■ **Given instruction**
List each line of the data that holds the string "cross", please.

■ **Dataset content**
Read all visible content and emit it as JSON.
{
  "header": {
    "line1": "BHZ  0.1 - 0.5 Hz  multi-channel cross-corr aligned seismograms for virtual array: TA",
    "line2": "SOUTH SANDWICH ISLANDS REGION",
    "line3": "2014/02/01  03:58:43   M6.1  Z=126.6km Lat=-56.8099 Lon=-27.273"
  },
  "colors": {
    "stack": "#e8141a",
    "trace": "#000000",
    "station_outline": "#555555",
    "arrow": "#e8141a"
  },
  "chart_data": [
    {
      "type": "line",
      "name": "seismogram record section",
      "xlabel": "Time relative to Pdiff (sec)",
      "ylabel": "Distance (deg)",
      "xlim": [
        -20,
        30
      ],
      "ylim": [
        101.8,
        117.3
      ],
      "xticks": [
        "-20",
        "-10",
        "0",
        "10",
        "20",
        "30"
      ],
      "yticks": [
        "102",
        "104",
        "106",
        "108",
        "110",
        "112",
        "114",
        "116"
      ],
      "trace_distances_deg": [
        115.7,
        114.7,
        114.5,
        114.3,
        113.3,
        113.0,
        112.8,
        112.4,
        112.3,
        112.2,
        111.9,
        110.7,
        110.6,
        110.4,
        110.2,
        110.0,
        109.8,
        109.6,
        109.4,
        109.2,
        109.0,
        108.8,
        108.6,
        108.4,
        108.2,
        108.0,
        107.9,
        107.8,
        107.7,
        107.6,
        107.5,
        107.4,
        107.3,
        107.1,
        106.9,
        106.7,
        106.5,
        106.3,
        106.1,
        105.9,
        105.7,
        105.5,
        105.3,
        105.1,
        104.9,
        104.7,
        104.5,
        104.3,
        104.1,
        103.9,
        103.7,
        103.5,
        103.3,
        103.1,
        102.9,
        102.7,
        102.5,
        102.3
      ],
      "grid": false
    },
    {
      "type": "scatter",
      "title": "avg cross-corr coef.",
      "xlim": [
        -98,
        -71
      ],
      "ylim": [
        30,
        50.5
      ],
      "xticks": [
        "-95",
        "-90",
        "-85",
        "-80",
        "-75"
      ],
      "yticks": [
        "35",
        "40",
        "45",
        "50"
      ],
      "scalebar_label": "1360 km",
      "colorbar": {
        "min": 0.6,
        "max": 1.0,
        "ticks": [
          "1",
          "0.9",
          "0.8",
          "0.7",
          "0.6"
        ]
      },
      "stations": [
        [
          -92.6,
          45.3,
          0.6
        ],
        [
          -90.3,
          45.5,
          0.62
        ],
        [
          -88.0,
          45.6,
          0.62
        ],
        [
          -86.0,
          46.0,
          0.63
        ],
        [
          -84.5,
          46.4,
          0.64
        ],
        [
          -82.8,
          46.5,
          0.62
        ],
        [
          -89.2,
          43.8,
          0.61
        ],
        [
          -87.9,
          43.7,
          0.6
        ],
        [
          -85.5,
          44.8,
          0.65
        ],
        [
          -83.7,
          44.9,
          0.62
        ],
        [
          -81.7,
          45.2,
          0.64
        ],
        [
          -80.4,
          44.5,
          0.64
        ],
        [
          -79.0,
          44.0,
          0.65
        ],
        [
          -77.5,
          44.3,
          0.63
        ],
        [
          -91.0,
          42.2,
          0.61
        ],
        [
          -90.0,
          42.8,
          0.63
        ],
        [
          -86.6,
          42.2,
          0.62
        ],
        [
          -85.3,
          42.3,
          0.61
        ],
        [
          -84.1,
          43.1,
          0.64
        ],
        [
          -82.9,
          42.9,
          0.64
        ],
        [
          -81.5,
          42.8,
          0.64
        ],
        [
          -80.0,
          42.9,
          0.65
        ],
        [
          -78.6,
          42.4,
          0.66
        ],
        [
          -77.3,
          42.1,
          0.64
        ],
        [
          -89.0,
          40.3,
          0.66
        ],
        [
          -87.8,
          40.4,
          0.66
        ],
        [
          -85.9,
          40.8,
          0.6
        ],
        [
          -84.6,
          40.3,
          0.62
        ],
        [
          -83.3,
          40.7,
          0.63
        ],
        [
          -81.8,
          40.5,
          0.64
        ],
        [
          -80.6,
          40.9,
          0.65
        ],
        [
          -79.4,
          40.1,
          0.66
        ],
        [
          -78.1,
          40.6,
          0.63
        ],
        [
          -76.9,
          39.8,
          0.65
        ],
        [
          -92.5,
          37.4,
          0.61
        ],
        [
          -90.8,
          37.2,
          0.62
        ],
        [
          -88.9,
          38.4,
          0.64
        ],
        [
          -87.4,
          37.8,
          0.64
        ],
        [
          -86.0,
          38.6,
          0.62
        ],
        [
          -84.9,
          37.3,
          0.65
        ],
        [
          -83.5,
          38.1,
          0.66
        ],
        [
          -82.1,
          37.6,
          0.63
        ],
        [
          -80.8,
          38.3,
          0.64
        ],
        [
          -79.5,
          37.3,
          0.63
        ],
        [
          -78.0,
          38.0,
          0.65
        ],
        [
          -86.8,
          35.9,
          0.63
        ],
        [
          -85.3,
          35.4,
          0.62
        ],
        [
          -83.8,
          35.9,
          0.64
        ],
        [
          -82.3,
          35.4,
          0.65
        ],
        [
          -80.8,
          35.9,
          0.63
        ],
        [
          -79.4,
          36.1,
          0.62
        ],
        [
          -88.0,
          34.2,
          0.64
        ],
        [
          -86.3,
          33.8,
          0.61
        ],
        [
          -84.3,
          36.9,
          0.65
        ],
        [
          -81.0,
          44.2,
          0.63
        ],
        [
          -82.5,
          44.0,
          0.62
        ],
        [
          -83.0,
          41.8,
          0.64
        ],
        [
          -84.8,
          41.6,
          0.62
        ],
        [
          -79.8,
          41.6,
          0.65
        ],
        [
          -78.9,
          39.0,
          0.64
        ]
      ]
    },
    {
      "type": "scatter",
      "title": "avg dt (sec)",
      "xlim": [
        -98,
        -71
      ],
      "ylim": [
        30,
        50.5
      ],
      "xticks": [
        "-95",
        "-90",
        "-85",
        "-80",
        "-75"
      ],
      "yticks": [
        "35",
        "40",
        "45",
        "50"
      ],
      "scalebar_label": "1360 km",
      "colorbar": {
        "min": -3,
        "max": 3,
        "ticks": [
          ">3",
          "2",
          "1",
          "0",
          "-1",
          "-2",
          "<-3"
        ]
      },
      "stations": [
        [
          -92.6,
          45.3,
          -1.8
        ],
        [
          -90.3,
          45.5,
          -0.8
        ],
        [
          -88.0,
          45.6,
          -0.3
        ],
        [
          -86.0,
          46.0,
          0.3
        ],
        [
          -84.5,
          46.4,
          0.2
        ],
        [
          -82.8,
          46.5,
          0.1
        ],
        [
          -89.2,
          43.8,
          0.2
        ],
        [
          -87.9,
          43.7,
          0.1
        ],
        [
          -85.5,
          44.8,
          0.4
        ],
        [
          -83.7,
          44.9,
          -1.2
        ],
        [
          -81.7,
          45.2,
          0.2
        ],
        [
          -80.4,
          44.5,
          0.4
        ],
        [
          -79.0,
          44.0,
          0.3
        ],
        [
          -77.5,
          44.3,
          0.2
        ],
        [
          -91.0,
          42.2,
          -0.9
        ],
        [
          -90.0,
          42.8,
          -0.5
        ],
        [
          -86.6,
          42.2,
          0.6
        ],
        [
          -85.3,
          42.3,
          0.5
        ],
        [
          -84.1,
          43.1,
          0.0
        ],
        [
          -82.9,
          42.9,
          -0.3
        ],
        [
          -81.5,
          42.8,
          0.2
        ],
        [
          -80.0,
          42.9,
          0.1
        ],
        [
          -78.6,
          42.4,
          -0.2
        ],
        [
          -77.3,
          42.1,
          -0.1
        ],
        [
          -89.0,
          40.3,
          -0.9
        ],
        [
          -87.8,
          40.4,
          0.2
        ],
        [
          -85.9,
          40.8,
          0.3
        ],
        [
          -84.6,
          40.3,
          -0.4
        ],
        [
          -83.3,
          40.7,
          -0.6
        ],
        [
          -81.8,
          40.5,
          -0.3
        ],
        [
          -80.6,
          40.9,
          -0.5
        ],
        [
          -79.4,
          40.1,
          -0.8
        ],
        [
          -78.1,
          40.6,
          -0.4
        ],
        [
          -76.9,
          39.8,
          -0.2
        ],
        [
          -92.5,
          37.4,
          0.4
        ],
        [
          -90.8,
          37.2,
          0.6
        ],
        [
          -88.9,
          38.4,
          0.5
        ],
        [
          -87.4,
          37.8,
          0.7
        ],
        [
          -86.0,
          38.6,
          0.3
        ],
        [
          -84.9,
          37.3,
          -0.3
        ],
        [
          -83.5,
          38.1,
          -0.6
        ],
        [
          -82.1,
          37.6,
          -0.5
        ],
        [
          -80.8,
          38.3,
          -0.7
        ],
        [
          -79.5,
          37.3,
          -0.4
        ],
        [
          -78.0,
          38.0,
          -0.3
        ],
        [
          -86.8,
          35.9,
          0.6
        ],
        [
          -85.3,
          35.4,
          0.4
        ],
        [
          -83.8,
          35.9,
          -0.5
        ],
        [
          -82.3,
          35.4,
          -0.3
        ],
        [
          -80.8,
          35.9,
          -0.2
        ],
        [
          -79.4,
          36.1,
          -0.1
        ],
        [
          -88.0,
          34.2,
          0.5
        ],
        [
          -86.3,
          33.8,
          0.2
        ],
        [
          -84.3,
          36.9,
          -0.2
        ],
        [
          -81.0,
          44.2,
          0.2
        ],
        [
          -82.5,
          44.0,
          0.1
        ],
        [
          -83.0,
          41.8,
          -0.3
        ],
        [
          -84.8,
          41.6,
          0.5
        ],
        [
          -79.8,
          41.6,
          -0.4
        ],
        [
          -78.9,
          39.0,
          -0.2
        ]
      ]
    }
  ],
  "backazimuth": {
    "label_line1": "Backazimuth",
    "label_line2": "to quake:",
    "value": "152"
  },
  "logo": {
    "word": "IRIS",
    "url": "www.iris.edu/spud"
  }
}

■ **Response to the exercise**
    "line1": "BHZ  0.1 - 0.5 Hz  multi-channel cross-corr aligned seismograms for virtual array: TA",
      "title": "avg cross-corr coef.",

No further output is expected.